> [Excerpt to read]
'''
Chilling video raises awareness of fire deaths in Ontario
A Toronto Firefighter walks past a fire truck in Toronto on Thursday night, April 21, 2011. (Aaron Vincent Elkaim / THE CANADIAN PRESS)
Published Wednesday, September 28, 2022 2:18PM EDT
Last Updated Wednesday, September 28, 2022 2:21PM EDT
Ontario’s Fire Marshal hopes that a chilling fictitious video in which a child is heard calling 911 while trapped in a house fire will encourage residents to check their smoke alarms.
In the video, which was posted to social media Wednesday, a child in obvious distress is heard calling police.
The emergency operator asks the child where they are, to which they respond “Me and my mom, we are trapped in the basement.”
“She is not waking up,” the child is heard saying.
Throughout the interaction, the crackling of fire can be heard in the background – lightly at first and then the volume increases.
“I can’t see at all. I can’t leave. There’s smoke everywhere. Please,” the crying child says.
At the end of the video, text appears asking the viewer if they notice anything missing from the audio.
“There were no working smoke alarms,” the text reads.
“They did not survive.”
The video—which was initially posted without specifying the call heard was staged—is being shared with a trigger warning, cautioning the content could be disturbing for those dealing with trauma.
Thank you for helping get #CauseForAlarm trending in Ontario! We know this call can be hard to listen to. Although it is fictitious, the message is very real. Ensure you have working smoke alarms on every storey of your home. Test your #smokealarms today. https://t.co/p9NXnXPe94— Office of the Fire Marshal (@ONFireMarshal) September 28, 2022
Ontario Fire Marshal Jon Pegg told CTV News Toronto that while the video is fictitious, it is similar to calls crews have received in the past.
'''
[Structured page parsing data]
'''
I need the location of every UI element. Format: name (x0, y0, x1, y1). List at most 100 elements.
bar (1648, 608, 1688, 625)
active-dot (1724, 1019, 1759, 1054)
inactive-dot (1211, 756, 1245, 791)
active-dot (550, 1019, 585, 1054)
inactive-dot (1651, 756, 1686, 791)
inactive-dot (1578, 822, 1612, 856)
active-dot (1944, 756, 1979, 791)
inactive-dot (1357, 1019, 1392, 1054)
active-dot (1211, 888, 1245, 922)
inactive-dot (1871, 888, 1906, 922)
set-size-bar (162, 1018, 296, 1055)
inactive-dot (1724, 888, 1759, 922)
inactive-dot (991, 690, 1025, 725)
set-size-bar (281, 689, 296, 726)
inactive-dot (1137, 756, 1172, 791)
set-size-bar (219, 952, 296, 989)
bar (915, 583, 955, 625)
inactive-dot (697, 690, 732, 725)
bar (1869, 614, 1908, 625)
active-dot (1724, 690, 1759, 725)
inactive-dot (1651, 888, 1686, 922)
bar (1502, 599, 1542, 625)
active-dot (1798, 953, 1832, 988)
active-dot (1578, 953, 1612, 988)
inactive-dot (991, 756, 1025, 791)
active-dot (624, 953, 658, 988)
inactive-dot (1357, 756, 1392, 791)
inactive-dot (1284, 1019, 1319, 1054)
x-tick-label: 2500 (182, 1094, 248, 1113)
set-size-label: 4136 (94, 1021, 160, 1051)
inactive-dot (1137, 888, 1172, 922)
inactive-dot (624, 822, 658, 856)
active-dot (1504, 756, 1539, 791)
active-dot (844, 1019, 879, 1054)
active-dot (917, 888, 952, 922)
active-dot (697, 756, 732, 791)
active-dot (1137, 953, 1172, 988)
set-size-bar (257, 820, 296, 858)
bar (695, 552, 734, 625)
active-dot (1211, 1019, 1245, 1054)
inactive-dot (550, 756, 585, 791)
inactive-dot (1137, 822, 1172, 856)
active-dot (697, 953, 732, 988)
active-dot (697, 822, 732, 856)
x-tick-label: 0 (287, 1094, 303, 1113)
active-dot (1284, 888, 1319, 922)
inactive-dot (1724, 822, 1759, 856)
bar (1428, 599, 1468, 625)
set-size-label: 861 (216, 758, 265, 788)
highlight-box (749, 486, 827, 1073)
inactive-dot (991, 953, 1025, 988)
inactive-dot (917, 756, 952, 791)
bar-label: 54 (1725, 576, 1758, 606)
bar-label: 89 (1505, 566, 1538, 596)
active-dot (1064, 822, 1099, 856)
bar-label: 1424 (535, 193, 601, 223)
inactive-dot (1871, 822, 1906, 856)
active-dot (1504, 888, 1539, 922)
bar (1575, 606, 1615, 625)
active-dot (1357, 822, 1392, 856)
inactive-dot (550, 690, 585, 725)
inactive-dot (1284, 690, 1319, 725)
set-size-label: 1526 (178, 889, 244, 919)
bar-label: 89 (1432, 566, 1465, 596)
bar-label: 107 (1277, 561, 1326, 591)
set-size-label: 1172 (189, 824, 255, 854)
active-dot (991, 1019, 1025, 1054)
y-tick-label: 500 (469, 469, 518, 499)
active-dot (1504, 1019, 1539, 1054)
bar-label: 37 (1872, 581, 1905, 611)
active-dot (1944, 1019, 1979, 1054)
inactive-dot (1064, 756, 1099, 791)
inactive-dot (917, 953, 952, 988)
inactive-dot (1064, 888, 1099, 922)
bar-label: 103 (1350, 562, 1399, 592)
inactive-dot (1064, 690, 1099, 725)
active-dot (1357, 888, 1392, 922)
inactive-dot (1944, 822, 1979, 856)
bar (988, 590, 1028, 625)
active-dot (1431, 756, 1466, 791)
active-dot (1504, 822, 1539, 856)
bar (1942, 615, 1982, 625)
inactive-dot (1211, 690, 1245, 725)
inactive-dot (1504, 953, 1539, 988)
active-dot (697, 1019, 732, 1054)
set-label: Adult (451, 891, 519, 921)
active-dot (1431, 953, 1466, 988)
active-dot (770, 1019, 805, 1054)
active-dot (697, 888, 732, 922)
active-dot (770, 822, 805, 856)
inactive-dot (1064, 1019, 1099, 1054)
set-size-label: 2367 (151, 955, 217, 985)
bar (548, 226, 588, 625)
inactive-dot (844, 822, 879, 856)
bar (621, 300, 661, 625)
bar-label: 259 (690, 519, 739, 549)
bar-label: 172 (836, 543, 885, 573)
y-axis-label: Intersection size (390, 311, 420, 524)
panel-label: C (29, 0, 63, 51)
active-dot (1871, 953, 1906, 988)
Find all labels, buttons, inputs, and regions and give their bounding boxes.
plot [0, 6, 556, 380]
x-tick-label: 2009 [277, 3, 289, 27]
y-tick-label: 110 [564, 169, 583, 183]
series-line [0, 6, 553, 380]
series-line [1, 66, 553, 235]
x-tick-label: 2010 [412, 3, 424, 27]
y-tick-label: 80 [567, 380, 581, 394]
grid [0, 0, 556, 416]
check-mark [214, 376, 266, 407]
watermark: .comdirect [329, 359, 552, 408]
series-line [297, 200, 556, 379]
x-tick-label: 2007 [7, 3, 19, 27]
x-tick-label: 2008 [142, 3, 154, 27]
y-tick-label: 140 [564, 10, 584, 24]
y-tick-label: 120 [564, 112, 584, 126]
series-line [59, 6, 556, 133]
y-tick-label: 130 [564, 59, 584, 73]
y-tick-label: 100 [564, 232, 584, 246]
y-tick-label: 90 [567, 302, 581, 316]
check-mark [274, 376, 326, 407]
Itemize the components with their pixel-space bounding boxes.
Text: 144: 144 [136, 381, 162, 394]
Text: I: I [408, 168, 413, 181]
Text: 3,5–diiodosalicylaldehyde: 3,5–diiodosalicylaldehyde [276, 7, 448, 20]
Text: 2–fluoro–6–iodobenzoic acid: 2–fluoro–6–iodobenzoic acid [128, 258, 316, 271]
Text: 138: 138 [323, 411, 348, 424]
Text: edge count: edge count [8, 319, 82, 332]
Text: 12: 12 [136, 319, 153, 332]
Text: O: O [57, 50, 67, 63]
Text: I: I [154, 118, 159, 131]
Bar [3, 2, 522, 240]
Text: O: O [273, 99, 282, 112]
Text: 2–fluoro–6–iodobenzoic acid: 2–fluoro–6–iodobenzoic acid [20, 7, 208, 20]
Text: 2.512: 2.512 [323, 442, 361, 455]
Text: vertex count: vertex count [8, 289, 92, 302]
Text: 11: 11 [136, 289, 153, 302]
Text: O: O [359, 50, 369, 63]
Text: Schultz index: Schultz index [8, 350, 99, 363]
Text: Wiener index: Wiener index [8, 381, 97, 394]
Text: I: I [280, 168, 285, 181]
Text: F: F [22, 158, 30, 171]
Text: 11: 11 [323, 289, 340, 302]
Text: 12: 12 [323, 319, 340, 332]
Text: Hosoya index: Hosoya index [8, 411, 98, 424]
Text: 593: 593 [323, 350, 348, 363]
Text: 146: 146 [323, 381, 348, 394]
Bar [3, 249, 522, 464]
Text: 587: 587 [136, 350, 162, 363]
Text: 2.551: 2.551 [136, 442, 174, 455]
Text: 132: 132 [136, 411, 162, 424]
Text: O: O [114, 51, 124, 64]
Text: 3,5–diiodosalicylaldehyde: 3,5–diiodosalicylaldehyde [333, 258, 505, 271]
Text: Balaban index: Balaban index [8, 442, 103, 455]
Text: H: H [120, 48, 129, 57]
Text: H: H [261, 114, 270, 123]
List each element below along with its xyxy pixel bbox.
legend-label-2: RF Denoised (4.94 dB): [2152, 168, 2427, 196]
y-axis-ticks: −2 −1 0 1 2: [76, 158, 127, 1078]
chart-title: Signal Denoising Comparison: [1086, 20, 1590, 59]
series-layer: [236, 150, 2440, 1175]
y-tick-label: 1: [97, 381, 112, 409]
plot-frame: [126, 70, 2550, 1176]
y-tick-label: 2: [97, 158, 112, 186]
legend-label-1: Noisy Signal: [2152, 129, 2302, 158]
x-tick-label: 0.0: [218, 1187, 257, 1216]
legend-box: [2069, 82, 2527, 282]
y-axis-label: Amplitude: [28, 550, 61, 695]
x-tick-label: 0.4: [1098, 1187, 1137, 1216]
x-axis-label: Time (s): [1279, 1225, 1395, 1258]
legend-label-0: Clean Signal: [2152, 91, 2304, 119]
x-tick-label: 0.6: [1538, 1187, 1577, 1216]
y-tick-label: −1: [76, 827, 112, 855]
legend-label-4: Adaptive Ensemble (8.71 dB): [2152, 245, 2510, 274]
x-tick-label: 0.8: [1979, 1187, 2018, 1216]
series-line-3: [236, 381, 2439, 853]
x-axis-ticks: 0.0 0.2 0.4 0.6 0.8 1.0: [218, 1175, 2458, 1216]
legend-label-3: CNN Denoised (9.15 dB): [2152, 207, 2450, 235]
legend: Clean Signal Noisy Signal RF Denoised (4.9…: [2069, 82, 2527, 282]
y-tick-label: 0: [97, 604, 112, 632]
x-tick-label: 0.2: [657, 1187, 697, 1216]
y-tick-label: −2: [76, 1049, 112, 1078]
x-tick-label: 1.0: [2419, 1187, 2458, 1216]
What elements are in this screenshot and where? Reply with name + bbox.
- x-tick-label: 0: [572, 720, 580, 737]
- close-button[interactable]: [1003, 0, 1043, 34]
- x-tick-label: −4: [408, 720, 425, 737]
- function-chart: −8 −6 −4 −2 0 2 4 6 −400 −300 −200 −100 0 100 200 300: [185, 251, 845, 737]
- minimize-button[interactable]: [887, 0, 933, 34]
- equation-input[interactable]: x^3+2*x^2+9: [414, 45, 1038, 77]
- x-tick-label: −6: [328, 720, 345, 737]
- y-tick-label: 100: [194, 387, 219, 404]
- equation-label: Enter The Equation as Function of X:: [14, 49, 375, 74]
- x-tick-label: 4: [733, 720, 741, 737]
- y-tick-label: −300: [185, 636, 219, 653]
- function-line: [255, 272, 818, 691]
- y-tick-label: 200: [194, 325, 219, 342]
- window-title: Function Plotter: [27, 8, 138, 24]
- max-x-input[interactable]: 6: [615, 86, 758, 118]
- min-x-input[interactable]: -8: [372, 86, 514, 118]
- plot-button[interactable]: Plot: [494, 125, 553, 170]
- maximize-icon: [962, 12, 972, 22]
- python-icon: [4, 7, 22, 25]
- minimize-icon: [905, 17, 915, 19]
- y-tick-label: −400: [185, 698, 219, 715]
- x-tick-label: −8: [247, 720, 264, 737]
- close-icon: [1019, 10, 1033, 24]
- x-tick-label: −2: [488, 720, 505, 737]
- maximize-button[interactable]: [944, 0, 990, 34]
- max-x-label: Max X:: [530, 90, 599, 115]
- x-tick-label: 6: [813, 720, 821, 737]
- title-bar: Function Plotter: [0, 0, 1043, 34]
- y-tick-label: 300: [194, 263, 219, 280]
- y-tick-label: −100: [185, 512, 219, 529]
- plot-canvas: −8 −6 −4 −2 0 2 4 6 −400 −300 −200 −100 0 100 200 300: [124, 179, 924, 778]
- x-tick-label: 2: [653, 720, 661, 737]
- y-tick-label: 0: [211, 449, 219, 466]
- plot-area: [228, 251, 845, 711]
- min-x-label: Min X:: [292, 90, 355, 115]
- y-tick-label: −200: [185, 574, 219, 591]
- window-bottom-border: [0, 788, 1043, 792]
'''
> [Set of tasks]
1) In the smoke alarm article, who is named as Ontario's Fire Marshal?
2) List each statement that the smoke alarm article quotes the child as saying during the 911 call.
3) Continue the smoke alarm article from its final sentence.
This data comes from a separate source and has no connection to the smoke alarm article.

> [Responses to the exercise]
1) Jon Pegg

2)
- "Me and my mom, we are trapped in the basement."
- "She is not waking up."
- "I can't see at all. I can't leave. There's smoke everywhere. Please."

3)
“I will be totally honest with you, when the team presented this to me, my initial reaction was it goes too far,” Pegg said. “But when I when I think about my role as fire marshal, I have a legislated role to educate the public about fire safety. And when I when I thought about it, and I gave it some more thought, you know, this is exactly what we need.”
“We need people to have that … that emotional response. That they need to think about their own situation and that how this could happen literally to any of us.”
According to Pegg, 99 people in Ontario have died as a result of a fire in 2022.
“We're on pace to blow through the most we have ever seen in Ontario in any given year,” he said. “It doesn't sit well with my team and we had to come up with something to draw more attention to the issue and hopefully have people take the steps to protect themselves and their families.”
The video comes ahead of Fire Prevention Week in October. Pegg said that campaign will focus on how to create a fire escape plan.
“But the given the rise in fire fatalities, we thought it was important to get this message out about working smoke alarms ahead of home escape planning.”